• [Task to carry out]
Locate the word "media" in the data below, then copy every line that holds it.

• [Given records]

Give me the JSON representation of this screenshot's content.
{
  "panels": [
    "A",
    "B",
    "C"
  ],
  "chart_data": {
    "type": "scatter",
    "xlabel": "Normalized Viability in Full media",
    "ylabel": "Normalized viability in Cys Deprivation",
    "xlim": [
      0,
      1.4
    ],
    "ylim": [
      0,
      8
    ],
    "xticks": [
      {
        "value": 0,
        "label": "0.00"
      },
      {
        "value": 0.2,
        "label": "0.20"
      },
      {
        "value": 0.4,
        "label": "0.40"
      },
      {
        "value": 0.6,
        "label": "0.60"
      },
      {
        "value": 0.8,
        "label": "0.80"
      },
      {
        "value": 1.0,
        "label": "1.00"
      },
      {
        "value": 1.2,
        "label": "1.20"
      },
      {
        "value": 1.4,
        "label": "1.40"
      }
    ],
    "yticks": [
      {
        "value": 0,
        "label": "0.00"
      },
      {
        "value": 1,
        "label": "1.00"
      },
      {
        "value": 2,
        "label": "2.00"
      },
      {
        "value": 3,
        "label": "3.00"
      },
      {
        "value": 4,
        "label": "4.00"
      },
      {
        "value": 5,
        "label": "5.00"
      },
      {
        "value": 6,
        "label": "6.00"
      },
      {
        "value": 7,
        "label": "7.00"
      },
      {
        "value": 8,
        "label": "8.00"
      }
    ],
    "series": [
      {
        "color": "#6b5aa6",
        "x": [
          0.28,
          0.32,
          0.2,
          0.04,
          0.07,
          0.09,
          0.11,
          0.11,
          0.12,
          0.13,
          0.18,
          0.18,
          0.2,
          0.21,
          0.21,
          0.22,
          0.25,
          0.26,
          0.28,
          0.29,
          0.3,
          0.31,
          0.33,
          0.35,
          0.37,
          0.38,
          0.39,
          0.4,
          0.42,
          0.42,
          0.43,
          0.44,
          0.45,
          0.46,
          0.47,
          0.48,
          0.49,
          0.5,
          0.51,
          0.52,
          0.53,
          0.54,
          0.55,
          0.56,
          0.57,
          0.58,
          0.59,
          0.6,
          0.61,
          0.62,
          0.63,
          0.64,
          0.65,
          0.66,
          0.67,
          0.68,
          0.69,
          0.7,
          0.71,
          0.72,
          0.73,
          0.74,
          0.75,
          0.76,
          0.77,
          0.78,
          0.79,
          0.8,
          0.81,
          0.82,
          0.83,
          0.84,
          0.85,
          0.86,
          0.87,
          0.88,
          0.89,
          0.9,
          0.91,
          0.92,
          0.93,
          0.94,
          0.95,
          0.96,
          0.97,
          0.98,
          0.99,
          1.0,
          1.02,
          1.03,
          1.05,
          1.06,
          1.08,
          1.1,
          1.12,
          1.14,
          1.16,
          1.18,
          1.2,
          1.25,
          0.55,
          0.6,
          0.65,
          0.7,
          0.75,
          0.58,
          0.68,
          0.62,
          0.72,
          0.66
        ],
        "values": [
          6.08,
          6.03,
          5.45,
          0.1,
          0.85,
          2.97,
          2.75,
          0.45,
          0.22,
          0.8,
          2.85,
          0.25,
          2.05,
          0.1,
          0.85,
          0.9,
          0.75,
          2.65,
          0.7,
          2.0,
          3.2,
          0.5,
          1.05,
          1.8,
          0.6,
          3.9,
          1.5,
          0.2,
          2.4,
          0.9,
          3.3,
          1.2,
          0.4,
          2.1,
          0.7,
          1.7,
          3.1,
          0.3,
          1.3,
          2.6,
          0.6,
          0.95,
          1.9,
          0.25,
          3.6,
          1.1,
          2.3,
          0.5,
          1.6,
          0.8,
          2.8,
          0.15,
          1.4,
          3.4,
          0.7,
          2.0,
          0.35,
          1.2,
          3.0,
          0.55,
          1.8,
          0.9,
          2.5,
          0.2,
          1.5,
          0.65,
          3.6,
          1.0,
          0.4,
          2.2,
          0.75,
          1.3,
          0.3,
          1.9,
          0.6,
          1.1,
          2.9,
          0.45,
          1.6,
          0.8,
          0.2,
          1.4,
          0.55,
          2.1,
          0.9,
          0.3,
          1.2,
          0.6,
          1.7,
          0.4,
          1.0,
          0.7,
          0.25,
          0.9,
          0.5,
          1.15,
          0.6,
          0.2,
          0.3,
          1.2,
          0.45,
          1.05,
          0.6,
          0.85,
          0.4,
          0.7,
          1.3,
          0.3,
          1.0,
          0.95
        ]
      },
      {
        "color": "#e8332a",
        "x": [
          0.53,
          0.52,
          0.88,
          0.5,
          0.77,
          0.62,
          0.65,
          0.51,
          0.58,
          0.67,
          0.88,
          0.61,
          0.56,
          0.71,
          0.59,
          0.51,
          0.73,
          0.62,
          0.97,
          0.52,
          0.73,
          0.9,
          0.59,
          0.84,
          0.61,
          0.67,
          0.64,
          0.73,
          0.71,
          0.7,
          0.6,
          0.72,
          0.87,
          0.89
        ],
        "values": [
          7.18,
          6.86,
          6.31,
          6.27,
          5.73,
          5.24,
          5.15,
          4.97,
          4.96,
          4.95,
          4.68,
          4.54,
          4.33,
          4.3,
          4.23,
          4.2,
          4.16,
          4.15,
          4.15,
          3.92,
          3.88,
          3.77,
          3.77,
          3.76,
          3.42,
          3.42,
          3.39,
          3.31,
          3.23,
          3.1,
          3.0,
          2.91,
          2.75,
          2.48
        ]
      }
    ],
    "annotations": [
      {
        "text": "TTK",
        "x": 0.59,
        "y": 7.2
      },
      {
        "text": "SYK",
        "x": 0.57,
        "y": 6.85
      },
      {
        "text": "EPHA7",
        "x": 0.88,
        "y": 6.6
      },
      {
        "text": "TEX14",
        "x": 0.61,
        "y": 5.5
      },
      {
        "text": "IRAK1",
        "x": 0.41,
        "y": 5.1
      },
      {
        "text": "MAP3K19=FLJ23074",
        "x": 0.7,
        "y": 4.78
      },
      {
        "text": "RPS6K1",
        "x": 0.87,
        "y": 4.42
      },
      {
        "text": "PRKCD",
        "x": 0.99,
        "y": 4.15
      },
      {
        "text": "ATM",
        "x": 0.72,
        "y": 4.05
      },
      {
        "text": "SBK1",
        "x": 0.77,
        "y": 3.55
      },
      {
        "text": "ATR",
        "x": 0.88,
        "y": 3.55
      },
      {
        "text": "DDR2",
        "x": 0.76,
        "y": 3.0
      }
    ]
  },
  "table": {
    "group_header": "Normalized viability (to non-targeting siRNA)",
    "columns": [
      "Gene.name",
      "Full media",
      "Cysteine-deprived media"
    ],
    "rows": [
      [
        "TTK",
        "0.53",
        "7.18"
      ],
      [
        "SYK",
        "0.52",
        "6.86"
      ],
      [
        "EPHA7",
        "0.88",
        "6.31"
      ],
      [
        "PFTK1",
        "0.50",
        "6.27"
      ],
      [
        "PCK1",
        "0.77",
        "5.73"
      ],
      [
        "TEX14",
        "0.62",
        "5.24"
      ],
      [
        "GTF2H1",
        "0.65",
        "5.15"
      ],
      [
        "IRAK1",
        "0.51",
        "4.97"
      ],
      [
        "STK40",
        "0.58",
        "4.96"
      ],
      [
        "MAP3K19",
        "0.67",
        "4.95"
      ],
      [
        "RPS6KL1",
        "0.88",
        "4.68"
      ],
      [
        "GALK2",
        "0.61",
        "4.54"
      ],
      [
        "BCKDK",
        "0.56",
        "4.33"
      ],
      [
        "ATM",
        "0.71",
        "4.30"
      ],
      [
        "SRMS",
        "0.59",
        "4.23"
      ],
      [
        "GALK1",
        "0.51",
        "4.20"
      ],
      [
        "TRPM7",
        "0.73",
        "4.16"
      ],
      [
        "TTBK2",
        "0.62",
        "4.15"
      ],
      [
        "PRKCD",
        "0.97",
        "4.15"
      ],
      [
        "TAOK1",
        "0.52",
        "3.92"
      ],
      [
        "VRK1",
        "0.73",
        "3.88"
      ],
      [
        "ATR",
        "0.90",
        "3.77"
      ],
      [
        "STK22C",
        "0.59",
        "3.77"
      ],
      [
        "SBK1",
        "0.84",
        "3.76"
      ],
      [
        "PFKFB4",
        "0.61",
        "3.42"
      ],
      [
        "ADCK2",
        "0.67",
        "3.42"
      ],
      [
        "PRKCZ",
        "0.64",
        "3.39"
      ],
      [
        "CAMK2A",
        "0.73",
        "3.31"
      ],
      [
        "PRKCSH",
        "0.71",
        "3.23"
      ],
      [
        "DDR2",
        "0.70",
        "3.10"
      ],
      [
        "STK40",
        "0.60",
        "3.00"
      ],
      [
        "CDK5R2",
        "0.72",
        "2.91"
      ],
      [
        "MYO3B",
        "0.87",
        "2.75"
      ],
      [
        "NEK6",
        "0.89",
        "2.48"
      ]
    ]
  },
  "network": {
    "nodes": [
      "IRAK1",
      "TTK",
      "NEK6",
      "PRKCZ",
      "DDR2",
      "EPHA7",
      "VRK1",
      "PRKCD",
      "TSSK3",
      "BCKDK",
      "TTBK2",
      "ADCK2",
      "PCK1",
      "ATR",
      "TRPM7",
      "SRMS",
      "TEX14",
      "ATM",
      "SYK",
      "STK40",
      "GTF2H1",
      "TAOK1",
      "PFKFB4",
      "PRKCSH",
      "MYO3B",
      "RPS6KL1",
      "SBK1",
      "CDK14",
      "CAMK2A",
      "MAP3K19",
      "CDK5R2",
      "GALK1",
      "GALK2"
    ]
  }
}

• [Exercise result]
    "xlabel": "Normalized Viability in Full media",
      "Full media",
      "Cysteine-deprived media"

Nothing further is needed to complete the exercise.